What is expected: Reproduce every entry exactly, without alteration.

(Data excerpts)

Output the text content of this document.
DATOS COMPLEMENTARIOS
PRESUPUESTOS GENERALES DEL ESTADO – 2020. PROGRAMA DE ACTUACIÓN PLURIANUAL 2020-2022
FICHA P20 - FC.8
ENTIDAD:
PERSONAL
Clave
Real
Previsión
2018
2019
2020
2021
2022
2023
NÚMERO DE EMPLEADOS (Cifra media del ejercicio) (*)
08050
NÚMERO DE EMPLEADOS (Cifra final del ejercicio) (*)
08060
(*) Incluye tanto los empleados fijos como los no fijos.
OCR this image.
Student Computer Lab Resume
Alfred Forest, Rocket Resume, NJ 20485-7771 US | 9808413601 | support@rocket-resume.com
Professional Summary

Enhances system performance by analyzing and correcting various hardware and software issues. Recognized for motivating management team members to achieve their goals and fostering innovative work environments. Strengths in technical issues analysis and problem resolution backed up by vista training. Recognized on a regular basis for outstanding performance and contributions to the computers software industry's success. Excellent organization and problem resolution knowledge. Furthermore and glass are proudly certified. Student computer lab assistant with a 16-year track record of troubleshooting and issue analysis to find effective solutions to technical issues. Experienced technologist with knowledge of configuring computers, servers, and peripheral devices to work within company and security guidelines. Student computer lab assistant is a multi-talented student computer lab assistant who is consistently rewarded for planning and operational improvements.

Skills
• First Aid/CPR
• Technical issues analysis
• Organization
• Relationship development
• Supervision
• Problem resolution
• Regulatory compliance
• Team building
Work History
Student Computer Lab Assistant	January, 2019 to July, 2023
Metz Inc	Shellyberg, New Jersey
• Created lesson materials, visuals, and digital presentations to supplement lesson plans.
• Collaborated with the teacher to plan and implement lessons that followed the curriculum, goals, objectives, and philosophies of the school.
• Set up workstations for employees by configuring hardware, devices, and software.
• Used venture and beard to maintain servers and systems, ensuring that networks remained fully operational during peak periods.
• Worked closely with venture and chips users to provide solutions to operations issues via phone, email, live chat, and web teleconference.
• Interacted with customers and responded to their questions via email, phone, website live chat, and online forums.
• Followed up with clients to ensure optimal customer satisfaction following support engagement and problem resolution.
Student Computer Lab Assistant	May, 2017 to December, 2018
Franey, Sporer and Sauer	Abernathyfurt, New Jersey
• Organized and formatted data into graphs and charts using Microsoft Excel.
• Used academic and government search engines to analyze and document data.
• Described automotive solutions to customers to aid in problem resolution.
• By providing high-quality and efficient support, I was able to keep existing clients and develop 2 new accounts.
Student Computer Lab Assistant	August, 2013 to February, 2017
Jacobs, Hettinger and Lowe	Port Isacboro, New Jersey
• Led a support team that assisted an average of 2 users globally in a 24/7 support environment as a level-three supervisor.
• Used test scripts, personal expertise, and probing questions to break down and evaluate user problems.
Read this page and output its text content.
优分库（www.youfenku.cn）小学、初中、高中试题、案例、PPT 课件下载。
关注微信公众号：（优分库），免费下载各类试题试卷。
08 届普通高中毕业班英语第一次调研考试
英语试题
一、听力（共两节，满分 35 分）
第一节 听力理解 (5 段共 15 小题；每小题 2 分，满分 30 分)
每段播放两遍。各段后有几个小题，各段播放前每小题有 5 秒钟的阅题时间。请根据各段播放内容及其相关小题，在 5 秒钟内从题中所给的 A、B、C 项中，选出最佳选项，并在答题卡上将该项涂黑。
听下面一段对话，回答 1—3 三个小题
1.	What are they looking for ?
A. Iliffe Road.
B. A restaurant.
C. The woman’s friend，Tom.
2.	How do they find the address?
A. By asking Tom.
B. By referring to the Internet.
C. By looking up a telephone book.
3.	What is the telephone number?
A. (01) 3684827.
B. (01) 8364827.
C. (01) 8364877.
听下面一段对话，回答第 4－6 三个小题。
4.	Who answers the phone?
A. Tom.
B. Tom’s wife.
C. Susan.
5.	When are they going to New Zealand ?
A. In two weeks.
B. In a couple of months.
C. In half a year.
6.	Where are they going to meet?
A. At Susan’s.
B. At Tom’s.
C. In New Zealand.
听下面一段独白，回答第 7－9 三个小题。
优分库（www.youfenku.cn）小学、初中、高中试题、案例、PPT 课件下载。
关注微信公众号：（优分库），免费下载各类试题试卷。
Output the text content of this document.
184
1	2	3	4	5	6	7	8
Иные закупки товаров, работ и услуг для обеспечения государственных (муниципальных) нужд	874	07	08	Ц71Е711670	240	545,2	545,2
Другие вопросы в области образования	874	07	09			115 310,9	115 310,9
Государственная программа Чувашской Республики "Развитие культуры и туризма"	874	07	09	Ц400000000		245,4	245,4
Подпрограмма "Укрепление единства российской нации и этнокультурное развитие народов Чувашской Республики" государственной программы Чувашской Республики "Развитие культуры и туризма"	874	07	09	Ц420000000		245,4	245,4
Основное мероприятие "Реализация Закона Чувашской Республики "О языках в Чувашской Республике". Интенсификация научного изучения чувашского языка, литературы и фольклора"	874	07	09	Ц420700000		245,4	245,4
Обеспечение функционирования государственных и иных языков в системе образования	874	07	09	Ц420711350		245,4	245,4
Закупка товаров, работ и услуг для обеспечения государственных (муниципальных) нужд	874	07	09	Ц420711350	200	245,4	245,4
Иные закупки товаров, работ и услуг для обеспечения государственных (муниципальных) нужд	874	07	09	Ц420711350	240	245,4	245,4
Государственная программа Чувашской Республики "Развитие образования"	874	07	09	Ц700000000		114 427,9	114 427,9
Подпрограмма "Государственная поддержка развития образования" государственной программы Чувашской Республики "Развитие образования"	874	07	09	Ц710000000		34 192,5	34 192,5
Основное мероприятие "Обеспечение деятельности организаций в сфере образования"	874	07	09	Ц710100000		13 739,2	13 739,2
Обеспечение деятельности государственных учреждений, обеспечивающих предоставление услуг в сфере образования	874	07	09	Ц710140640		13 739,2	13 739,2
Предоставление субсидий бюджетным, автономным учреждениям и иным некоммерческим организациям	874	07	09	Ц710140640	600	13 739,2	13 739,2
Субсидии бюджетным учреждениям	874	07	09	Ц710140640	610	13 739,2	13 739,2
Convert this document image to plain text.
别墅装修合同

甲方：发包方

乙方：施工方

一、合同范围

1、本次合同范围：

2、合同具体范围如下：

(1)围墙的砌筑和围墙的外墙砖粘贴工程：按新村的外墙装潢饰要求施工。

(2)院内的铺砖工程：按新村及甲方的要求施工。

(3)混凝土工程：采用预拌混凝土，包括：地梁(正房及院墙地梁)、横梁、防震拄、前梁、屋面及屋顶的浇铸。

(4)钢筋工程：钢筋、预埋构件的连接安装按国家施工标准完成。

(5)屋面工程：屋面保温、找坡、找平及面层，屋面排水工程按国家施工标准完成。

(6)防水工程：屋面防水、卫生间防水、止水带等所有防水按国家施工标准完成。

Final answer:
Output the text content of this document.
DATOS COMPLEMENTARIOS
PRESUPUESTOS GENERALES DEL ESTADO – 2020. PROGRAMA DE ACTUACIÓN PLURIANUAL 2020-2022
FICHA P20 - FC.8
ENTIDAD:
PERSONAL
Clave
Real
Previsión
2018
2019
2020
2021
2022
2023
NÚMERO DE EMPLEADOS (Cifra media del ejercicio) (*)
08050
NÚMERO DE EMPLEADOS (Cifra final del ejercicio) (*)
08060
(*) Incluye tanto los empleados fijos como los no fijos.
OCR this image.
Student Computer Lab Resume
Alfred Forest, Rocket Resume, NJ 20485-7771 US | 9808413601 | support@rocket-resume.com
Professional Summary

Enhances system performance by analyzing and correcting various hardware and software issues. Recognized for motivating management team members to achieve their goals and fostering innovative work environments. Strengths in technical issues analysis and problem resolution backed up by vista training. Recognized on a regular basis for outstanding performance and contributions to the computers software industry's success. Excellent organization and problem resolution knowledge. Furthermore and glass are proudly certified. Student computer lab assistant with a 16-year track record of troubleshooting and issue analysis to find effective solutions to technical issues. Experienced technologist with knowledge of configuring computers, servers, and peripheral devices to work within company and security guidelines. Student computer lab assistant is a multi-talented student computer lab assistant who is consistently rewarded for planning and operational improvements.

Skills
• First Aid/CPR
• Technical issues analysis
• Organization
• Relationship development
• Supervision
• Problem resolution
• Regulatory compliance
• Team building
Work History
Student Computer Lab Assistant	January, 2019 to July, 2023
Metz Inc	Shellyberg, New Jersey
• Created lesson materials, visuals, and digital presentations to supplement lesson plans.
• Collaborated with the teacher to plan and implement lessons that followed the curriculum, goals, objectives, and philosophies of the school.
• Set up workstations for employees by configuring hardware, devices, and software.
• Used venture and beard to maintain servers and systems, ensuring that networks remained fully operational during peak periods.
• Worked closely with venture and chips users to provide solutions to operations issues via phone, email, live chat, and web teleconference.
• Interacted with customers and responded to their questions via email, phone, website live chat, and online forums.
• Followed up with clients to ensure optimal customer satisfaction following support engagement and problem resolution.
Student Computer Lab Assistant	May, 2017 to December, 2018
Franey, Sporer and Sauer	Abernathyfurt, New Jersey
• Organized and formatted data into graphs and charts using Microsoft Excel.
• Used academic and government search engines to analyze and document data.
• Described automotive solutions to customers to aid in problem resolution.
• By providing high-quality and efficient support, I was able to keep existing clients and develop 2 new accounts.
Student Computer Lab Assistant	August, 2013 to February, 2017
Jacobs, Hettinger and Lowe	Port Isacboro, New Jersey
• Led a support team that assisted an average of 2 users globally in a 24/7 support environment as a level-three supervisor.
• Used test scripts, personal expertise, and probing questions to break down and evaluate user problems.
Read this page and output its text content.
优分库（www.youfenku.cn）小学、初中、高中试题、案例、PPT 课件下载。
关注微信公众号：（优分库），免费下载各类试题试卷。
08 届普通高中毕业班英语第一次调研考试
英语试题
一、听力（共两节，满分 35 分）
第一节 听力理解 (5 段共 15 小题；每小题 2 分，满分 30 分)
每段播放两遍。各段后有几个小题，各段播放前每小题有 5 秒钟的阅题时间。请根据各段播放内容及其相关小题，在 5 秒钟内从题中所给的 A、B、C 项中，选出最佳选项，并在答题卡上将该项涂黑。
听下面一段对话，回答 1—3 三个小题
1.	What are they looking for ?
A. Iliffe Road.
B. A restaurant.
C. The woman’s friend，Tom.
2.	How do they find the address?
A. By asking Tom.
B. By referring to the Internet.
C. By looking up a telephone book.
3.	What is the telephone number?
A. (01) 3684827.
B. (01) 8364827.
C. (01) 8364877.
听下面一段对话，回答第 4－6 三个小题。
4.	Who answers the phone?
A. Tom.
B. Tom’s wife.
C. Susan.
5.	When are they going to New Zealand ?
A. In two weeks.
B. In a couple of months.
C. In half a year.
6.	Where are they going to meet?
A. At Susan’s.
B. At Tom’s.
C. In New Zealand.
听下面一段独白，回答第 7－9 三个小题。
优分库（www.youfenku.cn）小学、初中、高中试题、案例、PPT 课件下载。
关注微信公众号：（优分库），免费下载各类试题试卷。
Output the text content of this document.
184
1	2	3	4	5	6	7	8
Иные закупки товаров, работ и услуг для обеспечения государственных (муниципальных) нужд	874	07	08	Ц71Е711670	240	545,2	545,2
Другие вопросы в области образования	874	07	09			115 310,9	115 310,9
Государственная программа Чувашской Республики "Развитие культуры и туризма"	874	07	09	Ц400000000		245,4	245,4
Подпрограмма "Укрепление единства российской нации и этнокультурное развитие народов Чувашской Республики" государственной программы Чувашской Республики "Развитие культуры и туризма"	874	07	09	Ц420000000		245,4	245,4
Основное мероприятие "Реализация Закона Чувашской Республики "О языках в Чувашской Республике". Интенсификация научного изучения чувашского языка, литературы и фольклора"	874	07	09	Ц420700000		245,4	245,4
Обеспечение функционирования государственных и иных языков в системе образования	874	07	09	Ц420711350		245,4	245,4
Закупка товаров, работ и услуг для обеспечения государственных (муниципальных) нужд	874	07	09	Ц420711350	200	245,4	245,4
Иные закупки товаров, работ и услуг для обеспечения государственных (муниципальных) нужд	874	07	09	Ц420711350	240	245,4	245,4
Государственная программа Чувашской Республики "Развитие образования"	874	07	09	Ц700000000		114 427,9	114 427,9
Подпрограмма "Государственная поддержка развития образования" государственной программы Чувашской Республики "Развитие образования"	874	07	09	Ц710000000		34 192,5	34 192,5
Основное мероприятие "Обеспечение деятельности организаций в сфере образования"	874	07	09	Ц710100000		13 739,2	13 739,2
Обеспечение деятельности государственных учреждений, обеспечивающих предоставление услуг в сфере образования	874	07	09	Ц710140640		13 739,2	13 739,2
Предоставление субсидий бюджетным, автономным учреждениям и иным некоммерческим организациям	874	07	09	Ц710140640	600	13 739,2	13 739,2
Субсидии бюджетным учреждениям	874	07	09	Ц710140640	610	13 739,2	13 739,2
Convert this document image to plain text.
别墅装修合同

甲方：发包方

乙方：施工方

一、合同范围

1、本次合同范围：

2、合同具体范围如下：

(1)围墙的砌筑和围墙的外墙砖粘贴工程：按新村的外墙装潢饰要求施工。

(2)院内的铺砖工程：按新村及甲方的要求施工。

(3)混凝土工程：采用预拌混凝土，包括：地梁(正房及院墙地梁)、横梁、防震拄、前梁、屋面及屋顶的浇铸。

(4)钢筋工程：钢筋、预埋构件的连接安装按国家施工标准完成。

(5)屋面工程：屋面保温、找坡、找平及面层，屋面排水工程按国家施工标准完成。

(6)防水工程：屋面防水、卫生间防水、止水带等所有防水按国家施工标准完成。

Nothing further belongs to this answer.